* **Written request**: Print the full listing exactly.

-- Start Information provided --

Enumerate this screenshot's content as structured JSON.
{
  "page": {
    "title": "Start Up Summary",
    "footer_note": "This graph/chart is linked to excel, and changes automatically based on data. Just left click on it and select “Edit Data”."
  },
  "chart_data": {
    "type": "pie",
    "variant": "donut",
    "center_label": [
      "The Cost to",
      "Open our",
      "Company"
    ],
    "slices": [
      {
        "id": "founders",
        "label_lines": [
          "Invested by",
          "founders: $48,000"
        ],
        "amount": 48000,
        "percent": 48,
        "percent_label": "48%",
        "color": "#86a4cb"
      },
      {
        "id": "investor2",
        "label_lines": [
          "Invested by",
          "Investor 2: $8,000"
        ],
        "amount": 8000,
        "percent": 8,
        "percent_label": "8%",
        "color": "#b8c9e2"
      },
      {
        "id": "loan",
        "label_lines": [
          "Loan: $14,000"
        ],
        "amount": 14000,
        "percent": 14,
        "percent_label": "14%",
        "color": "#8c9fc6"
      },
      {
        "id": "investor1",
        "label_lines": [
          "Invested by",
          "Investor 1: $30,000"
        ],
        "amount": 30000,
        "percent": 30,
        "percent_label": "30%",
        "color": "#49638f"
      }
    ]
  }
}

-- End Information provided --

* **Solution to this exercise**:
Enumerate this screenshot's content as structured JSON.
{
  "page": {
    "title": "Start Up Summary",
    "footer_note": "This graph/chart is linked to excel, and changes automatically based on data. Just left click on it and select “Edit Data”."
  },
  "chart_data": {
    "type": "pie",
    "variant": "donut",
    "center_label": [
      "The Cost to",
      "Open our",
      "Company"
    ],
    "slices": [
      {
        "id": "founders",
        "label_lines": [
          "Invested by",
          "founders: $48,000"
        ],
        "amount": 48000,
        "percent": 48,
        "percent_label": "48%",
        "color": "#86a4cb"
      },
      {
        "id": "investor2",
        "label_lines": [
          "Invested by",
          "Investor 2: $8,000"
        ],
        "amount": 8000,
        "percent": 8,
        "percent_label": "8%",
        "color": "#b8c9e2"
      },
      {
        "id": "loan",
        "label_lines": [
          "Loan: $14,000"
        ],
        "amount": 14000,
        "percent": 14,
        "percent_label": "14%",
        "color": "#8c9fc6"
      },
      {
        "id": "investor1",
        "label_lines": [
          "Invested by",
          "Investor 1: $30,000"
        ],
        "amount": 30000,
        "percent": 30,
        "percent_label": "30%",
        "color": "#49638f"
      }
    ]
  }
}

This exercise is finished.